# Records for this task

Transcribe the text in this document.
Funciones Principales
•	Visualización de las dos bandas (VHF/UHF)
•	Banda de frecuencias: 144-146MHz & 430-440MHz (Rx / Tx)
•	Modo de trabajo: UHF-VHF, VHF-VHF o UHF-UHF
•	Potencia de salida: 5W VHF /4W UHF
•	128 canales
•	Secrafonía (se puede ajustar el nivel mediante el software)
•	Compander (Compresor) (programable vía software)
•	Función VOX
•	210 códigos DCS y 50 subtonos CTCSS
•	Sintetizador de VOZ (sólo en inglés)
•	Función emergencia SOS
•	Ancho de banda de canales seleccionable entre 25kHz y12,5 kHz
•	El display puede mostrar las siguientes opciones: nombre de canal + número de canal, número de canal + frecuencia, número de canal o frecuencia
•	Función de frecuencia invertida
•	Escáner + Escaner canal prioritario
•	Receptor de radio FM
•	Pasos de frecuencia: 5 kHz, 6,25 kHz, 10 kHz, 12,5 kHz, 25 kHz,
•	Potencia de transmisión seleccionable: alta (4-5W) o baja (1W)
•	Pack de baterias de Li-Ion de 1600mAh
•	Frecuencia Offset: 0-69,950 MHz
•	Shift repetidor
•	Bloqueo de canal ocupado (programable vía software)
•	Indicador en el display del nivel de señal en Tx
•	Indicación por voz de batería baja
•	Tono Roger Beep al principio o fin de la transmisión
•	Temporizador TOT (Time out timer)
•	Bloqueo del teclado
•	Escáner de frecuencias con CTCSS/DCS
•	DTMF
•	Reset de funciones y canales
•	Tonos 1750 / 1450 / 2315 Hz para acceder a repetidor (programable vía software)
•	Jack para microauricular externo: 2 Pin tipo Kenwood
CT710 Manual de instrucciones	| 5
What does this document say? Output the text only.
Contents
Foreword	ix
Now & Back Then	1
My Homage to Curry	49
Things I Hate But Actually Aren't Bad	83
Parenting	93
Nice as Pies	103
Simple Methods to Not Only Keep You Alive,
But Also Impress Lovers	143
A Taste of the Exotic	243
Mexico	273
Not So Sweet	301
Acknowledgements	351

# Your instructions
Retype all of the material, keeping each line exact.

# Exercise solution
Transcribe the text in this document.
Funciones Principales
•	Visualización de las dos bandas (VHF/UHF)
•	Banda de frecuencias: 144-146MHz & 430-440MHz (Rx / Tx)
•	Modo de trabajo: UHF-VHF, VHF-VHF o UHF-UHF
•	Potencia de salida: 5W VHF /4W UHF
•	128 canales
•	Secrafonía (se puede ajustar el nivel mediante el software)
•	Compander (Compresor) (programable vía software)
•	Función VOX
•	210 códigos DCS y 50 subtonos CTCSS
•	Sintetizador de VOZ (sólo en inglés)
•	Función emergencia SOS
•	Ancho de banda de canales seleccionable entre 25kHz y12,5 kHz
•	El display puede mostrar las siguientes opciones: nombre de canal + número de canal, número de canal + frecuencia, número de canal o frecuencia
•	Función de frecuencia invertida
•	Escáner + Escaner canal prioritario
•	Receptor de radio FM
•	Pasos de frecuencia: 5 kHz, 6,25 kHz, 10 kHz, 12,5 kHz, 25 kHz,
•	Potencia de transmisión seleccionable: alta (4-5W) o baja (1W)
•	Pack de baterias de Li-Ion de 1600mAh
•	Frecuencia Offset: 0-69,950 MHz
•	Shift repetidor
•	Bloqueo de canal ocupado (programable vía software)
•	Indicador en el display del nivel de señal en Tx
•	Indicación por voz de batería baja
•	Tono Roger Beep al principio o fin de la transmisión
•	Temporizador TOT (Time out timer)
•	Bloqueo del teclado
•	Escáner de frecuencias con CTCSS/DCS
•	DTMF
•	Reset de funciones y canales
•	Tonos 1750 / 1450 / 2315 Hz para acceder a repetidor (programable vía software)
•	Jack para microauricular externo: 2 Pin tipo Kenwood
CT710 Manual de instrucciones	| 5
What does this document say? Output the text only.
Contents
Foreword	ix
Now & Back Then	1
My Homage to Curry	49
Things I Hate But Actually Aren't Bad	83
Parenting	93
Nice as Pies	103
Simple Methods to Not Only Keep You Alive,
But Also Impress Lovers	143
A Taste of the Exotic	243
Mexico	273
Not So Sweet	301
Acknowledgements	351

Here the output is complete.